▶ [Given instruction]: Repeat each entry exactly and drop the pictures.

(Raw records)
╭──

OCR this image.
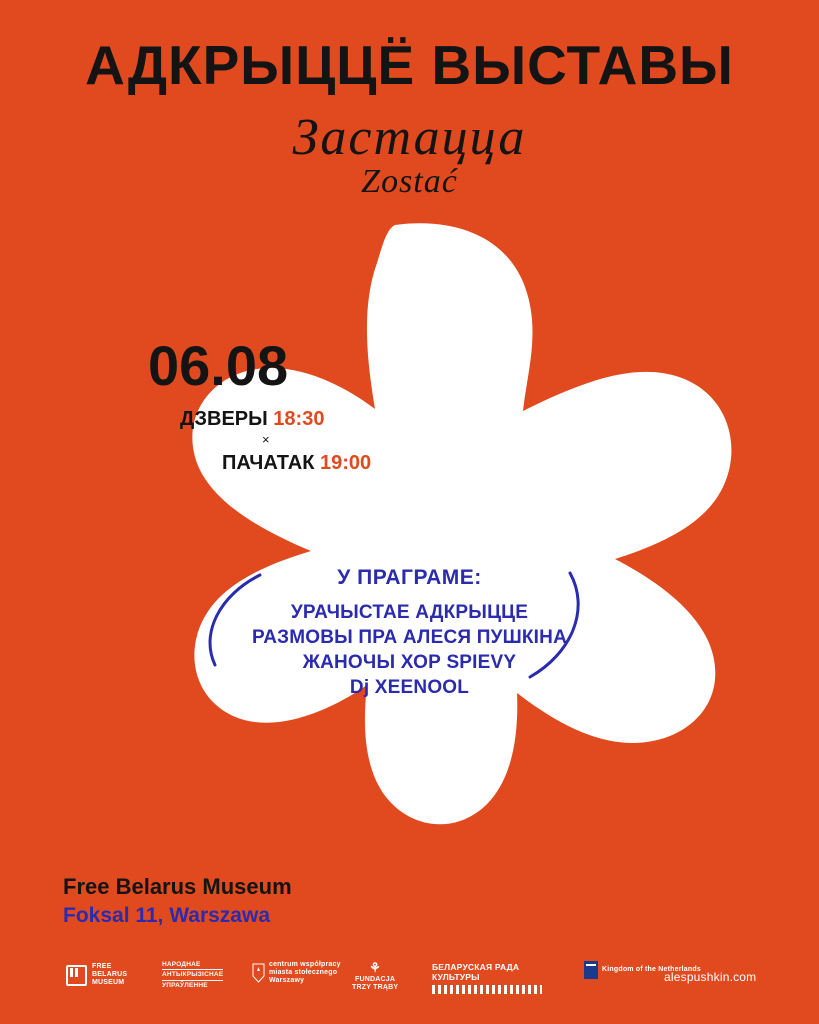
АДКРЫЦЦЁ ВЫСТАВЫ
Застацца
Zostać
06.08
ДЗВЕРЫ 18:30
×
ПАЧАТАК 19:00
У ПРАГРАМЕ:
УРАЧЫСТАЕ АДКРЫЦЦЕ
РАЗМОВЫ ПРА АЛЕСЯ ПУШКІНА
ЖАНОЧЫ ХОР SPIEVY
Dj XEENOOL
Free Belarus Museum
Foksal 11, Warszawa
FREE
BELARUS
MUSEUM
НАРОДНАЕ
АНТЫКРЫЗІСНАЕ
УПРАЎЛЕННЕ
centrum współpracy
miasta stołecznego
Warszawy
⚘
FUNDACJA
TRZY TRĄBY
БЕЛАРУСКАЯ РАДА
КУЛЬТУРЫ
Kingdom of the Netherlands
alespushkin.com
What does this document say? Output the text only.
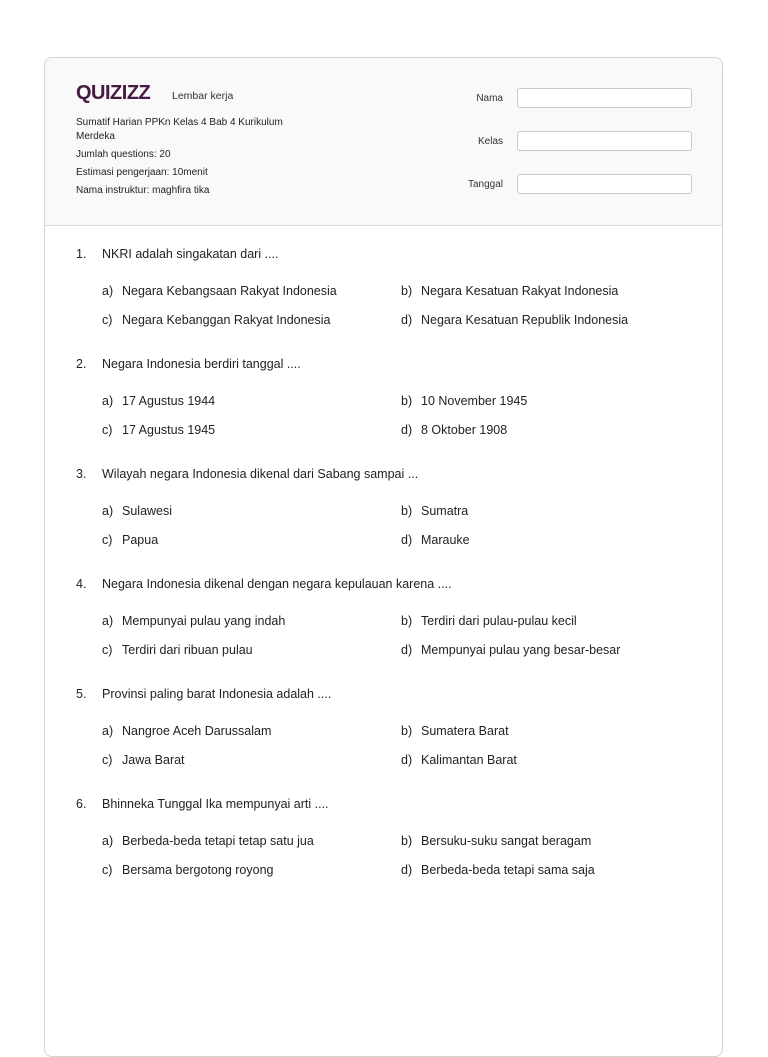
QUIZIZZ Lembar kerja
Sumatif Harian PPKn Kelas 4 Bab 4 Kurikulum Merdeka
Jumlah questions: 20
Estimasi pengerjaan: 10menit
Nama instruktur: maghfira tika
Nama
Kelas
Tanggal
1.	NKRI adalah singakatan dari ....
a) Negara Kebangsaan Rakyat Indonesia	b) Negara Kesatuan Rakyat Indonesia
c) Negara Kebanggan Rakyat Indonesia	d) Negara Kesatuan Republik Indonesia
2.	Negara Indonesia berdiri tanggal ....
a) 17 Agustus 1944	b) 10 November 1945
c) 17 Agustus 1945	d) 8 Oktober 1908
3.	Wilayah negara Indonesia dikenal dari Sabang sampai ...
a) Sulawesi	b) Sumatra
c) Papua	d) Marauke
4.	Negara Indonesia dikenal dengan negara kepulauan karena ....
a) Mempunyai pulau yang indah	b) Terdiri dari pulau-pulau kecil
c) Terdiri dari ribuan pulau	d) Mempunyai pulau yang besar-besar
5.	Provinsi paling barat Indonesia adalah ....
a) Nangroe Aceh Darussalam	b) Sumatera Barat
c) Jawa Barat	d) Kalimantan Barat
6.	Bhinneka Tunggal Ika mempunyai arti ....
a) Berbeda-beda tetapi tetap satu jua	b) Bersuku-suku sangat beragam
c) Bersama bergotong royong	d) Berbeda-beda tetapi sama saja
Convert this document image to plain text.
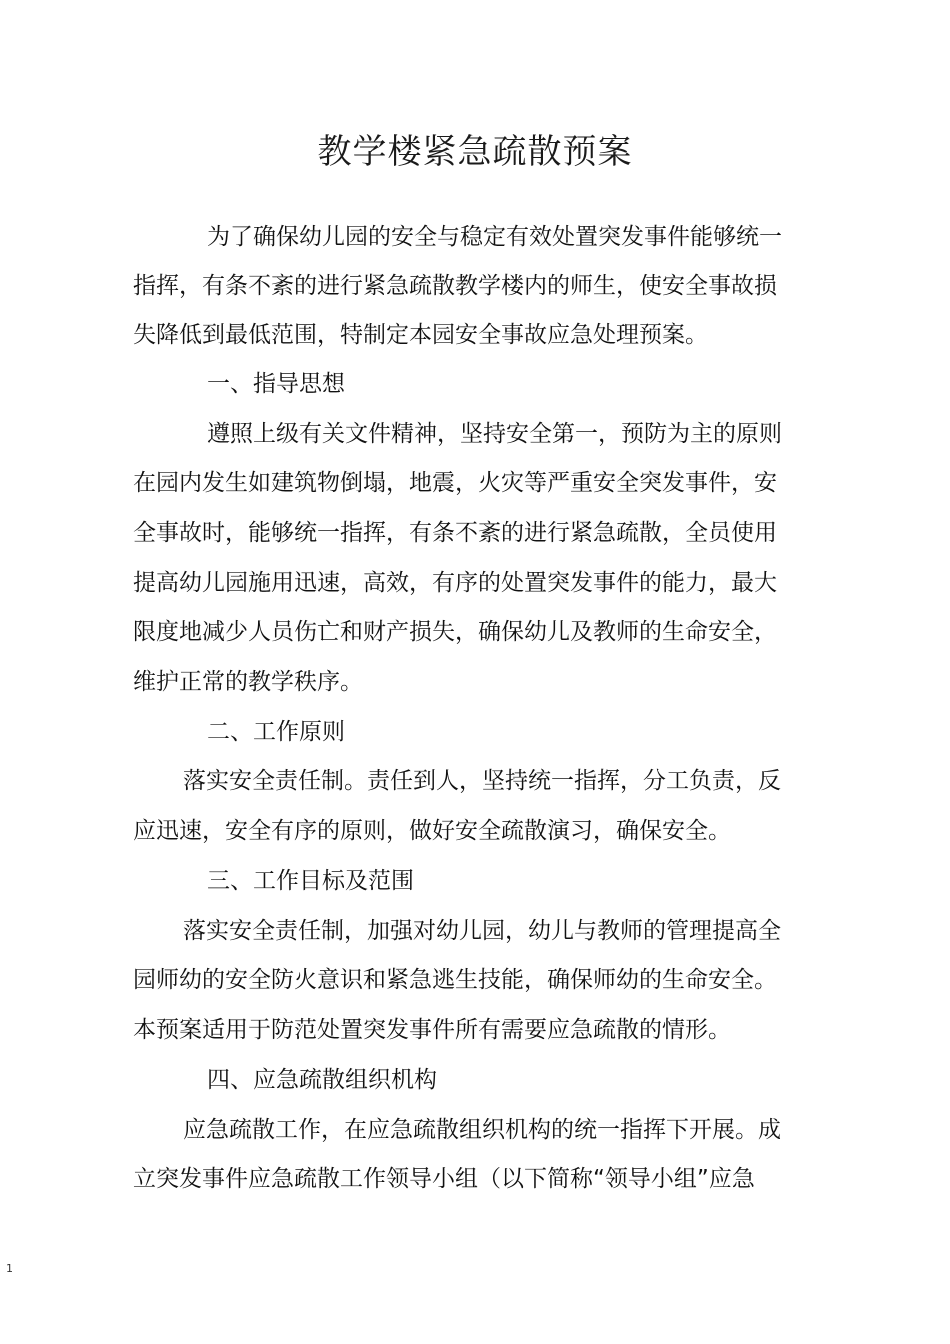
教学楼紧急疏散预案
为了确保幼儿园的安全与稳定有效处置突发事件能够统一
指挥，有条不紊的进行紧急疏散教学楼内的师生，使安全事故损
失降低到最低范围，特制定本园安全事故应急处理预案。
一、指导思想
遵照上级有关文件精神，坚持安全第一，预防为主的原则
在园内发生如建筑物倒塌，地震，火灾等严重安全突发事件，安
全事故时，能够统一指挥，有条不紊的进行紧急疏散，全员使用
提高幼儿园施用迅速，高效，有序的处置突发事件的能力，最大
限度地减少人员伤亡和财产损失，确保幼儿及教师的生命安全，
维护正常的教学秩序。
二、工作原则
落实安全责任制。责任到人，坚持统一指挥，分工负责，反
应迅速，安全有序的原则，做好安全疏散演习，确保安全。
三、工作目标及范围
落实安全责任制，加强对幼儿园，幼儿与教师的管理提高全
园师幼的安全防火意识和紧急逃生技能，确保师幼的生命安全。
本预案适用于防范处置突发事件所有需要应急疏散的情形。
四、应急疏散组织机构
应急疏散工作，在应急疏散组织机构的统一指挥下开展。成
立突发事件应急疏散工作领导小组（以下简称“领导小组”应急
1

╰──

▶ [Exercise answer]:
OCR this image.
АДКРЫЦЦЁ ВЫСТАВЫ
Застацца
Zostać
06.08
ДЗВЕРЫ 18:30
×
ПАЧАТАК 19:00
У ПРАГРАМЕ:
УРАЧЫСТАЕ АДКРЫЦЦЕ
РАЗМОВЫ ПРА АЛЕСЯ ПУШКІНА
ЖАНОЧЫ ХОР SPIEVY
Dj XEENOOL
Free Belarus Museum
Foksal 11, Warszawa
FREE
BELARUS
MUSEUM
НАРОДНАЕ
АНТЫКРЫЗІСНАЕ
УПРАЎЛЕННЕ
centrum współpracy
miasta stołecznego
Warszawy
⚘
FUNDACJA
TRZY TRĄBY
БЕЛАРУСКАЯ РАДА
КУЛЬТУРЫ
Kingdom of the Netherlands
alespushkin.com
What does this document say? Output the text only.
QUIZIZZ Lembar kerja
Sumatif Harian PPKn Kelas 4 Bab 4 Kurikulum Merdeka
Jumlah questions: 20
Estimasi pengerjaan: 10menit
Nama instruktur: maghfira tika
Nama
Kelas
Tanggal
1.	NKRI adalah singakatan dari ....
a) Negara Kebangsaan Rakyat Indonesia	b) Negara Kesatuan Rakyat Indonesia
c) Negara Kebanggan Rakyat Indonesia	d) Negara Kesatuan Republik Indonesia
2.	Negara Indonesia berdiri tanggal ....
a) 17 Agustus 1944	b) 10 November 1945
c) 17 Agustus 1945	d) 8 Oktober 1908
3.	Wilayah negara Indonesia dikenal dari Sabang sampai ...
a) Sulawesi	b) Sumatra
c) Papua	d) Marauke
4.	Negara Indonesia dikenal dengan negara kepulauan karena ....
a) Mempunyai pulau yang indah	b) Terdiri dari pulau-pulau kecil
c) Terdiri dari ribuan pulau	d) Mempunyai pulau yang besar-besar
5.	Provinsi paling barat Indonesia adalah ....
a) Nangroe Aceh Darussalam	b) Sumatera Barat
c) Jawa Barat	d) Kalimantan Barat
6.	Bhinneka Tunggal Ika mempunyai arti ....
a) Berbeda-beda tetapi tetap satu jua	b) Bersuku-suku sangat beragam
c) Bersama bergotong royong	d) Berbeda-beda tetapi sama saja
Convert this document image to plain text.
教学楼紧急疏散预案
为了确保幼儿园的安全与稳定有效处置突发事件能够统一
指挥，有条不紊的进行紧急疏散教学楼内的师生，使安全事故损
失降低到最低范围，特制定本园安全事故应急处理预案。
一、指导思想
遵照上级有关文件精神，坚持安全第一，预防为主的原则
在园内发生如建筑物倒塌，地震，火灾等严重安全突发事件，安
全事故时，能够统一指挥，有条不紊的进行紧急疏散，全员使用
提高幼儿园施用迅速，高效，有序的处置突发事件的能力，最大
限度地减少人员伤亡和财产损失，确保幼儿及教师的生命安全，
维护正常的教学秩序。
二、工作原则
落实安全责任制。责任到人，坚持统一指挥，分工负责，反
应迅速，安全有序的原则，做好安全疏散演习，确保安全。
三、工作目标及范围
落实安全责任制，加强对幼儿园，幼儿与教师的管理提高全
园师幼的安全防火意识和紧急逃生技能，确保师幼的生命安全。
本预案适用于防范处置突发事件所有需要应急疏散的情形。
四、应急疏散组织机构
应急疏散工作，在应急疏散组织机构的统一指挥下开展。成
立突发事件应急疏散工作领导小组（以下简称“领导小组”应急
1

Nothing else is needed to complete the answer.